- **Exercise directions**
Look through the lines of the material and count those containing "this". Give that count alone.

++++++++

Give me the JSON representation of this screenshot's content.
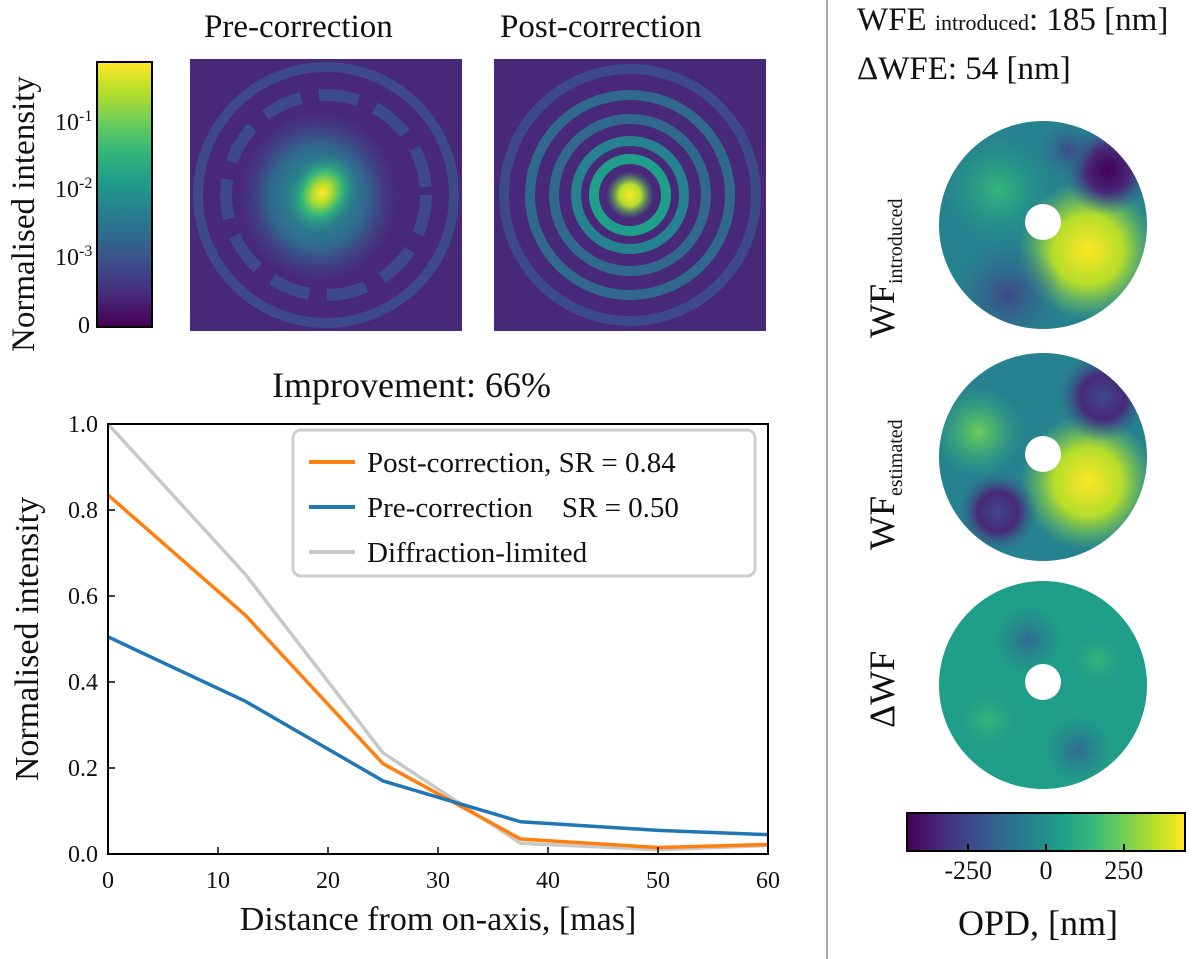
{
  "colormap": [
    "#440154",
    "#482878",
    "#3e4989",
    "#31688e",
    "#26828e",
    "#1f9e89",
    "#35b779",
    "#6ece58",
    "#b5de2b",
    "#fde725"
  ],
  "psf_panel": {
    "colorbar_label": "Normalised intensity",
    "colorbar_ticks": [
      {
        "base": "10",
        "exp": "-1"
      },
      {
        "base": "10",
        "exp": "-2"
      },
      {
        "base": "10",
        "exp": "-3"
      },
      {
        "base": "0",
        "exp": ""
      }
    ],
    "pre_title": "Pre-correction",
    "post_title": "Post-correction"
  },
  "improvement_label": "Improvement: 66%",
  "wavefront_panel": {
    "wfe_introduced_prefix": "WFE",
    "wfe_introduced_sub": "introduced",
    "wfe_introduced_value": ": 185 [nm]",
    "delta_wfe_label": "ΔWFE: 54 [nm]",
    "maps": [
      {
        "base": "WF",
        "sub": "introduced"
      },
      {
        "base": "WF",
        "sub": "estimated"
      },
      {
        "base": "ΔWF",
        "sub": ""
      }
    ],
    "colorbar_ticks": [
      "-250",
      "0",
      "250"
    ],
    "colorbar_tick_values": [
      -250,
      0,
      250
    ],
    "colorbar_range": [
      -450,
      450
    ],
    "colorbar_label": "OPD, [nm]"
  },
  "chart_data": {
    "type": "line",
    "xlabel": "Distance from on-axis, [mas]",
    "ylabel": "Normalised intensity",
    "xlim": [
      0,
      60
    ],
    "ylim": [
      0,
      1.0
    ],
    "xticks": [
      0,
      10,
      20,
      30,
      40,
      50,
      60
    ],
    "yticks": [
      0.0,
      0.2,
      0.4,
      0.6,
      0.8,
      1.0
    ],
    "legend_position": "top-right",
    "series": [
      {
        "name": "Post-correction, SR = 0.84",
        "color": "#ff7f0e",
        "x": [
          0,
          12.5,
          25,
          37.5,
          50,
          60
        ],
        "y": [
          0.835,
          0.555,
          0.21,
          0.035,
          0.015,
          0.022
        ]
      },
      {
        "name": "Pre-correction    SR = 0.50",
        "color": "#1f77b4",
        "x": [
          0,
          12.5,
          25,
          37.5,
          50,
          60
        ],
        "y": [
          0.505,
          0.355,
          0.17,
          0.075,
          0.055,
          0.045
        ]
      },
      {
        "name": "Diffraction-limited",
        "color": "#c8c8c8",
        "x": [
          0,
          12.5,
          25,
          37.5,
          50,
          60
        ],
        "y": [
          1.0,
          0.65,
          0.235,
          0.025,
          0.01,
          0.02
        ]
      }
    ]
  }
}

++++++++

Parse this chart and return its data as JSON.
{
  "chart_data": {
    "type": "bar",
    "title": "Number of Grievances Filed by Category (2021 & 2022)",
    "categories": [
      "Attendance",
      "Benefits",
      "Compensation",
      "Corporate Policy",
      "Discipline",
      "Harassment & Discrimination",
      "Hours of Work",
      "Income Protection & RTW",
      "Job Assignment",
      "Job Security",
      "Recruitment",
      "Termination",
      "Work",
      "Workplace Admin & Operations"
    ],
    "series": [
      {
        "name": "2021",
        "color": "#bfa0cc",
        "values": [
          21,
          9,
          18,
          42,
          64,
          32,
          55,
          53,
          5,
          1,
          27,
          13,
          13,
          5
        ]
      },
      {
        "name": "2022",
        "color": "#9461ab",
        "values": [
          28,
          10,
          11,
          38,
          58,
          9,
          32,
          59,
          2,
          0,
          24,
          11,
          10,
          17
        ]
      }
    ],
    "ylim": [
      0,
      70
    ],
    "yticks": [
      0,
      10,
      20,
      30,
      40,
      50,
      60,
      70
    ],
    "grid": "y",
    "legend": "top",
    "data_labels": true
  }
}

++++++++

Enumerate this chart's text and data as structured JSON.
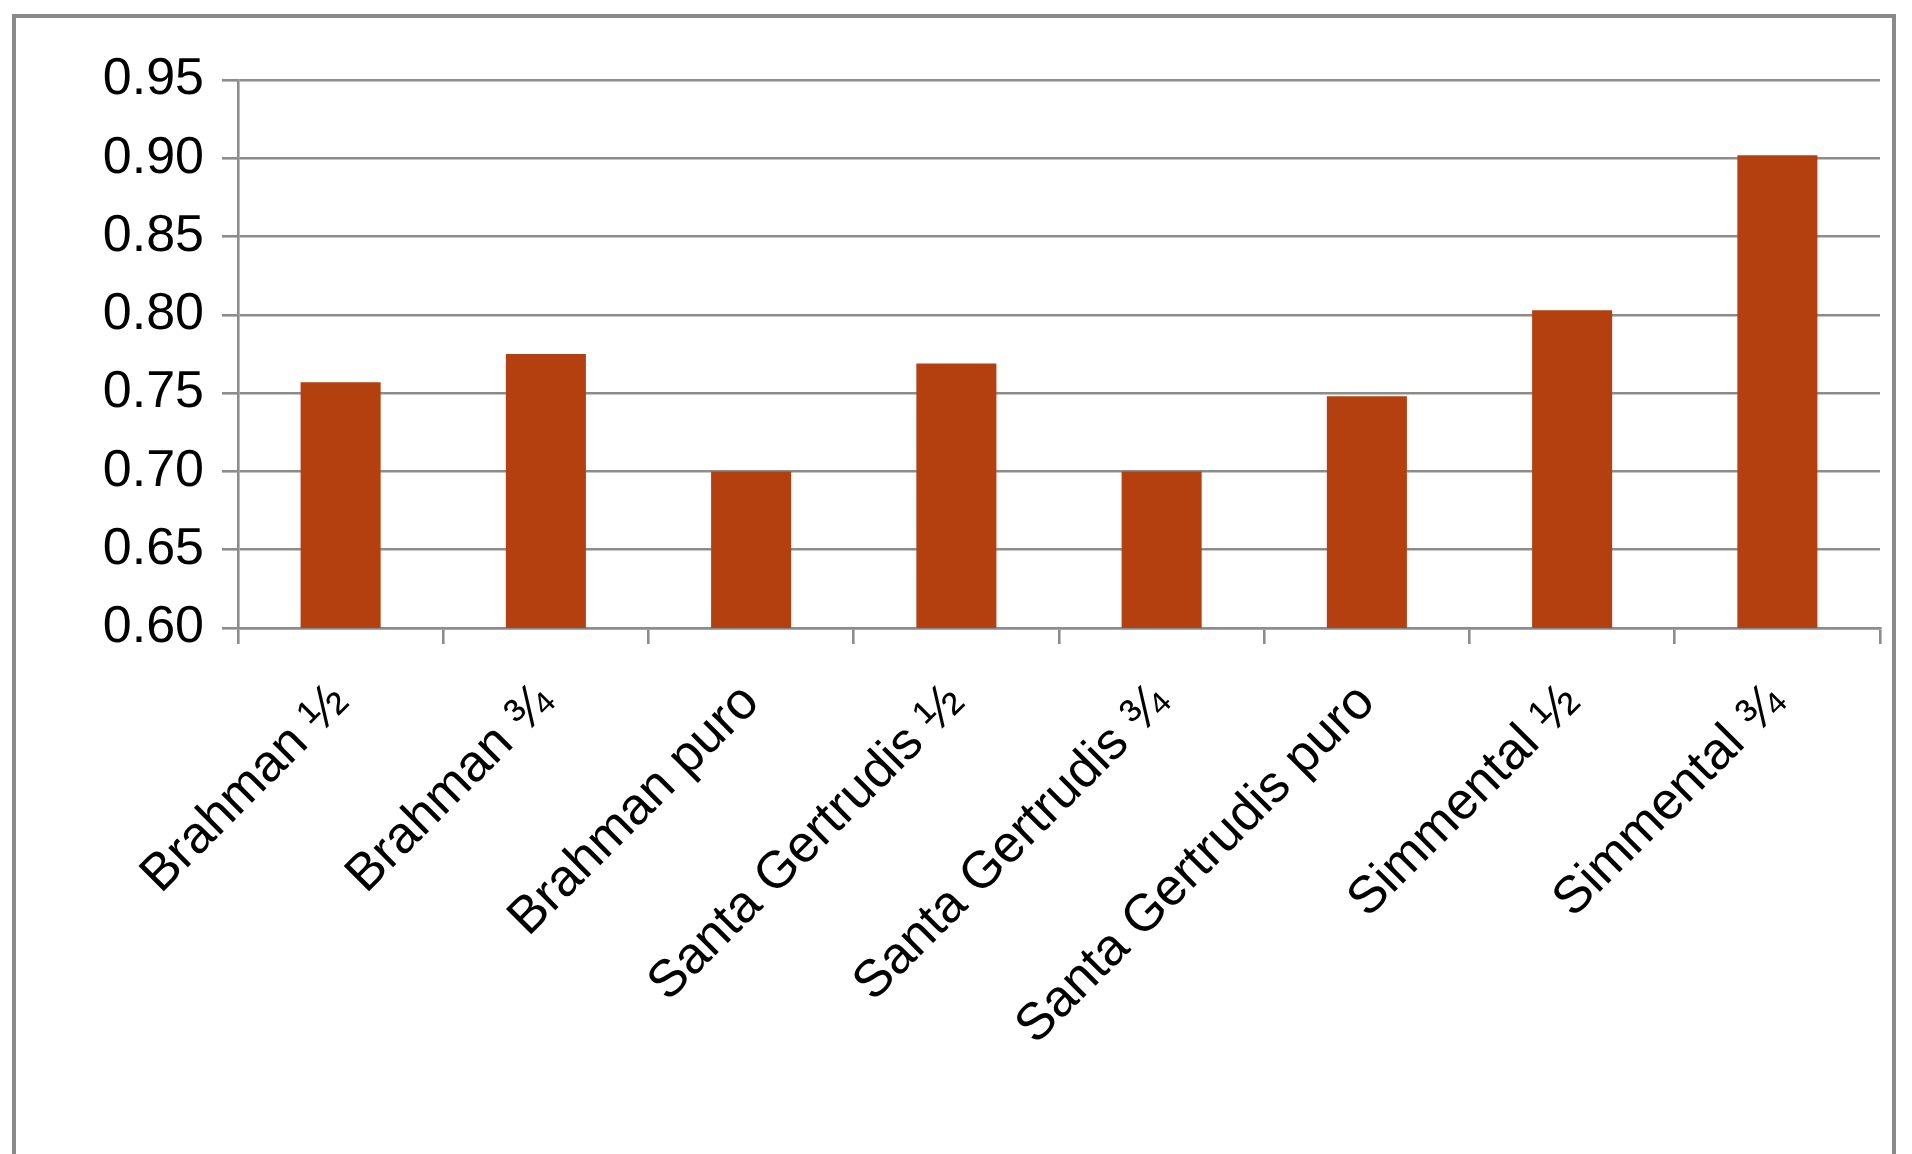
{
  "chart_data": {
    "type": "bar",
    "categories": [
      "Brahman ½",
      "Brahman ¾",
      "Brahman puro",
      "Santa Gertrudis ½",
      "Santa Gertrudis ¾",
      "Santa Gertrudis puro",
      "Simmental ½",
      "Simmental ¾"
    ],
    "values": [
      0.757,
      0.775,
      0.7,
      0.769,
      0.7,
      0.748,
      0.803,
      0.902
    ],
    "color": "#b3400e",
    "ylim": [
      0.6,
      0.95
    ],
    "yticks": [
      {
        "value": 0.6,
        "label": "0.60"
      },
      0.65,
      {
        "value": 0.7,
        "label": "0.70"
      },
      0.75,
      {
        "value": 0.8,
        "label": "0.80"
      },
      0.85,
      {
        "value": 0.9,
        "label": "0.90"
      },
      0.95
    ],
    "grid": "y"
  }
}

++++++++

- **Response to the task**
3